Requirements = Copy out all the records exactly.

(Dataset records)
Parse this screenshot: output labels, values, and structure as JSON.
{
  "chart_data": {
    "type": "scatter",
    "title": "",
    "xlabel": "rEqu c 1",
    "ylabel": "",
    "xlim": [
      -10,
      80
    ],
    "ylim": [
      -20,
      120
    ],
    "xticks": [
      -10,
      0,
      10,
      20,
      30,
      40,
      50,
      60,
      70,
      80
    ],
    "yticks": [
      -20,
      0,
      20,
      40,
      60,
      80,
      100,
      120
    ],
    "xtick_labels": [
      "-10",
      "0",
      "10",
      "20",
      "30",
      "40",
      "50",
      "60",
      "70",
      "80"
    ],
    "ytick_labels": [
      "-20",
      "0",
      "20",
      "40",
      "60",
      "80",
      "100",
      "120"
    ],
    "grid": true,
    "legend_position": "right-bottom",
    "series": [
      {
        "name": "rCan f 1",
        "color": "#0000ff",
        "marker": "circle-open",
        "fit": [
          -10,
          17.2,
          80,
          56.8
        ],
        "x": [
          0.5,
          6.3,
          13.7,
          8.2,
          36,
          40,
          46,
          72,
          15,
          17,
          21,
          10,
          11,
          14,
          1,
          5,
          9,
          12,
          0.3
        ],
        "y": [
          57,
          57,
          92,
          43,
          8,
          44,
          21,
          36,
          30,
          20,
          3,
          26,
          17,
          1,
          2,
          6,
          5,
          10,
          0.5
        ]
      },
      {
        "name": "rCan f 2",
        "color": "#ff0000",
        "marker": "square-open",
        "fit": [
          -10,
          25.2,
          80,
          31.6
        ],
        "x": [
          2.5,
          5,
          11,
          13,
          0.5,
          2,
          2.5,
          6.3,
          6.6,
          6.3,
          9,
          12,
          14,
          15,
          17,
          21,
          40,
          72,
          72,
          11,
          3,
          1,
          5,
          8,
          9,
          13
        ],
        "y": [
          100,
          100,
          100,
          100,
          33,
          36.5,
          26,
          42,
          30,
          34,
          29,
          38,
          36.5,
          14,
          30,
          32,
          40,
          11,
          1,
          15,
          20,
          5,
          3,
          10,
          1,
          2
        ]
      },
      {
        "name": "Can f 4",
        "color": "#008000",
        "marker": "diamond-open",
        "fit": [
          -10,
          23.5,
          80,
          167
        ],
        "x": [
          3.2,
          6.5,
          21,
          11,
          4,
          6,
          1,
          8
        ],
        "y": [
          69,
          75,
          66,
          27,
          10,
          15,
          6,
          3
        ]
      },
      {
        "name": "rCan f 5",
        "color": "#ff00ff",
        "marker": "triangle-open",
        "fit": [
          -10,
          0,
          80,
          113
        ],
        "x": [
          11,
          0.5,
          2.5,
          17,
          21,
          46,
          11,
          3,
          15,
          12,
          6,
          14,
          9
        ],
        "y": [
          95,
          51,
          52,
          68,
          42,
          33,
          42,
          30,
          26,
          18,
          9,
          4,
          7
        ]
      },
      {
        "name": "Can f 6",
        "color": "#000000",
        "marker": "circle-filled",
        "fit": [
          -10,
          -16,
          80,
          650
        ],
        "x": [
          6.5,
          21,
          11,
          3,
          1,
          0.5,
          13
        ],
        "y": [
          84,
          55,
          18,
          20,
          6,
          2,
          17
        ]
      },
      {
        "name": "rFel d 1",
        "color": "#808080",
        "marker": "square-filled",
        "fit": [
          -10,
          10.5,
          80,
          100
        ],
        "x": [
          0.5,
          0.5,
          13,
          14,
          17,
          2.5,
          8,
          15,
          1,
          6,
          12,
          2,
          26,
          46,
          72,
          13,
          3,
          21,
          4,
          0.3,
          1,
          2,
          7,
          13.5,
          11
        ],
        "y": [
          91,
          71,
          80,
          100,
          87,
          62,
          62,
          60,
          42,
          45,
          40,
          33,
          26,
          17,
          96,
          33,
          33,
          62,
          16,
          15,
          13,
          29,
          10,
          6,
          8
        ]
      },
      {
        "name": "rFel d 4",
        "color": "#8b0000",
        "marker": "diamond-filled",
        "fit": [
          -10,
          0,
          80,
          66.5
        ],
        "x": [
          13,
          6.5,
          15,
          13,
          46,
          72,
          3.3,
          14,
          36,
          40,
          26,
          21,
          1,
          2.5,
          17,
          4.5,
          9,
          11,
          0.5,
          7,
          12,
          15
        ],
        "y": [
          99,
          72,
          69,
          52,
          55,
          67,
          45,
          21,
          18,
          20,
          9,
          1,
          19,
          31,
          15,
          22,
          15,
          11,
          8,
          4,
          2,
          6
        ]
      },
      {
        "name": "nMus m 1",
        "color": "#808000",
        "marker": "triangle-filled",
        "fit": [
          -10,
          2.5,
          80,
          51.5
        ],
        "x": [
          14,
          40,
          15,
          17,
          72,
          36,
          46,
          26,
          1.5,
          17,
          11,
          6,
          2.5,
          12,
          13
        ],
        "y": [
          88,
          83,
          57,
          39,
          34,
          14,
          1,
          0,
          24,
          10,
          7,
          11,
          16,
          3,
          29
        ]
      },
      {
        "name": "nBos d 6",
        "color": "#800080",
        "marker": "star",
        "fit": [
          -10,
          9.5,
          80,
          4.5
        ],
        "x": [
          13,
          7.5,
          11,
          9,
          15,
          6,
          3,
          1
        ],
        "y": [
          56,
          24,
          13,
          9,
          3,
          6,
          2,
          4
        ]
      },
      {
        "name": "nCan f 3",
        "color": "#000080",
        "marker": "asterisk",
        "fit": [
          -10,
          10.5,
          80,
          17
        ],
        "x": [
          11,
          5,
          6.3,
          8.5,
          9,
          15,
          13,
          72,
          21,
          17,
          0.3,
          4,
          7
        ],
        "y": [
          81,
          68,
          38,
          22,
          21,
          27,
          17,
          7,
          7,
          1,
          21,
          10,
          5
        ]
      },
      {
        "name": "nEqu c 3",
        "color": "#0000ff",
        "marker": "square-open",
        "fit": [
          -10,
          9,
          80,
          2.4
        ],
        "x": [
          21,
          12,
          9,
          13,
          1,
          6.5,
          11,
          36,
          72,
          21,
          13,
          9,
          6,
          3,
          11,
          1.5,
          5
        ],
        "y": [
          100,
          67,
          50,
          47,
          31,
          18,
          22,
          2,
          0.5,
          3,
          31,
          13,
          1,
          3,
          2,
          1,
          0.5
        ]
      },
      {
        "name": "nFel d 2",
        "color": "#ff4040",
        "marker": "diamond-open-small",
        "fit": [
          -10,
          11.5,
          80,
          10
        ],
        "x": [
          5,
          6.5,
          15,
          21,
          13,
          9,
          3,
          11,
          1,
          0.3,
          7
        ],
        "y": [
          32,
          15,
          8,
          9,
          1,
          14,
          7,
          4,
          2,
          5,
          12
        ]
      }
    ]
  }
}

Correct output =
Parse this screenshot: output labels, values, and structure as JSON.
{
  "chart_data": {
    "type": "scatter",
    "title": "",
    "xlabel": "rEqu c 1",
    "ylabel": "",
    "xlim": [
      -10,
      80
    ],
    "ylim": [
      -20,
      120
    ],
    "xticks": [
      -10,
      0,
      10,
      20,
      30,
      40,
      50,
      60,
      70,
      80
    ],
    "yticks": [
      -20,
      0,
      20,
      40,
      60,
      80,
      100,
      120
    ],
    "xtick_labels": [
      "-10",
      "0",
      "10",
      "20",
      "30",
      "40",
      "50",
      "60",
      "70",
      "80"
    ],
    "ytick_labels": [
      "-20",
      "0",
      "20",
      "40",
      "60",
      "80",
      "100",
      "120"
    ],
    "grid": true,
    "legend_position": "right-bottom",
    "series": [
      {
        "name": "rCan f 1",
        "color": "#0000ff",
        "marker": "circle-open",
        "fit": [
          -10,
          17.2,
          80,
          56.8
        ],
        "x": [
          0.5,
          6.3,
          13.7,
          8.2,
          36,
          40,
          46,
          72,
          15,
          17,
          21,
          10,
          11,
          14,
          1,
          5,
          9,
          12,
          0.3
        ],
        "y": [
          57,
          57,
          92,
          43,
          8,
          44,
          21,
          36,
          30,
          20,
          3,
          26,
          17,
          1,
          2,
          6,
          5,
          10,
          0.5
        ]
      },
      {
        "name": "rCan f 2",
        "color": "#ff0000",
        "marker": "square-open",
        "fit": [
          -10,
          25.2,
          80,
          31.6
        ],
        "x": [
          2.5,
          5,
          11,
          13,
          0.5,
          2,
          2.5,
          6.3,
          6.6,
          6.3,
          9,
          12,
          14,
          15,
          17,
          21,
          40,
          72,
          72,
          11,
          3,
          1,
          5,
          8,
          9,
          13
        ],
        "y": [
          100,
          100,
          100,
          100,
          33,
          36.5,
          26,
          42,
          30,
          34,
          29,
          38,
          36.5,
          14,
          30,
          32,
          40,
          11,
          1,
          15,
          20,
          5,
          3,
          10,
          1,
          2
        ]
      },
      {
        "name": "Can f 4",
        "color": "#008000",
        "marker": "diamond-open",
        "fit": [
          -10,
          23.5,
          80,
          167
        ],
        "x": [
          3.2,
          6.5,
          21,
          11,
          4,
          6,
          1,
          8
        ],
        "y": [
          69,
          75,
          66,
          27,
          10,
          15,
          6,
          3
        ]
      },
      {
        "name": "rCan f 5",
        "color": "#ff00ff",
        "marker": "triangle-open",
        "fit": [
          -10,
          0,
          80,
          113
        ],
        "x": [
          11,
          0.5,
          2.5,
          17,
          21,
          46,
          11,
          3,
          15,
          12,
          6,
          14,
          9
        ],
        "y": [
          95,
          51,
          52,
          68,
          42,
          33,
          42,
          30,
          26,
          18,
          9,
          4,
          7
        ]
      },
      {
        "name": "Can f 6",
        "color": "#000000",
        "marker": "circle-filled",
        "fit": [
          -10,
          -16,
          80,
          650
        ],
        "x": [
          6.5,
          21,
          11,
          3,
          1,
          0.5,
          13
        ],
        "y": [
          84,
          55,
          18,
          20,
          6,
          2,
          17
        ]
      },
      {
        "name": "rFel d 1",
        "color": "#808080",
        "marker": "square-filled",
        "fit": [
          -10,
          10.5,
          80,
          100
        ],
        "x": [
          0.5,
          0.5,
          13,
          14,
          17,
          2.5,
          8,
          15,
          1,
          6,
          12,
          2,
          26,
          46,
          72,
          13,
          3,
          21,
          4,
          0.3,
          1,
          2,
          7,
          13.5,
          11
        ],
        "y": [
          91,
          71,
          80,
          100,
          87,
          62,
          62,
          60,
          42,
          45,
          40,
          33,
          26,
          17,
          96,
          33,
          33,
          62,
          16,
          15,
          13,
          29,
          10,
          6,
          8
        ]
      },
      {
        "name": "rFel d 4",
        "color": "#8b0000",
        "marker": "diamond-filled",
        "fit": [
          -10,
          0,
          80,
          66.5
        ],
        "x": [
          13,
          6.5,
          15,
          13,
          46,
          72,
          3.3,
          14,
          36,
          40,
          26,
          21,
          1,
          2.5,
          17,
          4.5,
          9,
          11,
          0.5,
          7,
          12,
          15
        ],
        "y": [
          99,
          72,
          69,
          52,
          55,
          67,
          45,
          21,
          18,
          20,
          9,
          1,
          19,
          31,
          15,
          22,
          15,
          11,
          8,
          4,
          2,
          6
        ]
      },
      {
        "name": "nMus m 1",
        "color": "#808000",
        "marker": "triangle-filled",
        "fit": [
          -10,
          2.5,
          80,
          51.5
        ],
        "x": [
          14,
          40,
          15,
          17,
          72,
          36,
          46,
          26,
          1.5,
          17,
          11,
          6,
          2.5,
          12,
          13
        ],
        "y": [
          88,
          83,
          57,
          39,
          34,
          14,
          1,
          0,
          24,
          10,
          7,
          11,
          16,
          3,
          29
        ]
      },
      {
        "name": "nBos d 6",
        "color": "#800080",
        "marker": "star",
        "fit": [
          -10,
          9.5,
          80,
          4.5
        ],
        "x": [
          13,
          7.5,
          11,
          9,
          15,
          6,
          3,
          1
        ],
        "y": [
          56,
          24,
          13,
          9,
          3,
          6,
          2,
          4
        ]
      },
      {
        "name": "nCan f 3",
        "color": "#000080",
        "marker": "asterisk",
        "fit": [
          -10,
          10.5,
          80,
          17
        ],
        "x": [
          11,
          5,
          6.3,
          8.5,
          9,
          15,
          13,
          72,
          21,
          17,
          0.3,
          4,
          7
        ],
        "y": [
          81,
          68,
          38,
          22,
          21,
          27,
          17,
          7,
          7,
          1,
          21,
          10,
          5
        ]
      },
      {
        "name": "nEqu c 3",
        "color": "#0000ff",
        "marker": "square-open",
        "fit": [
          -10,
          9,
          80,
          2.4
        ],
        "x": [
          21,
          12,
          9,
          13,
          1,
          6.5,
          11,
          36,
          72,
          21,
          13,
          9,
          6,
          3,
          11,
          1.5,
          5
        ],
        "y": [
          100,
          67,
          50,
          47,
          31,
          18,
          22,
          2,
          0.5,
          3,
          31,
          13,
          1,
          3,
          2,
          1,
          0.5
        ]
      },
      {
        "name": "nFel d 2",
        "color": "#ff4040",
        "marker": "diamond-open-small",
        "fit": [
          -10,
          11.5,
          80,
          10
        ],
        "x": [
          5,
          6.5,
          15,
          21,
          13,
          9,
          3,
          11,
          1,
          0.3,
          7
        ],
        "y": [
          32,
          15,
          8,
          9,
          1,
          14,
          7,
          4,
          2,
          5,
          12
        ]
      }
    ]
  }
}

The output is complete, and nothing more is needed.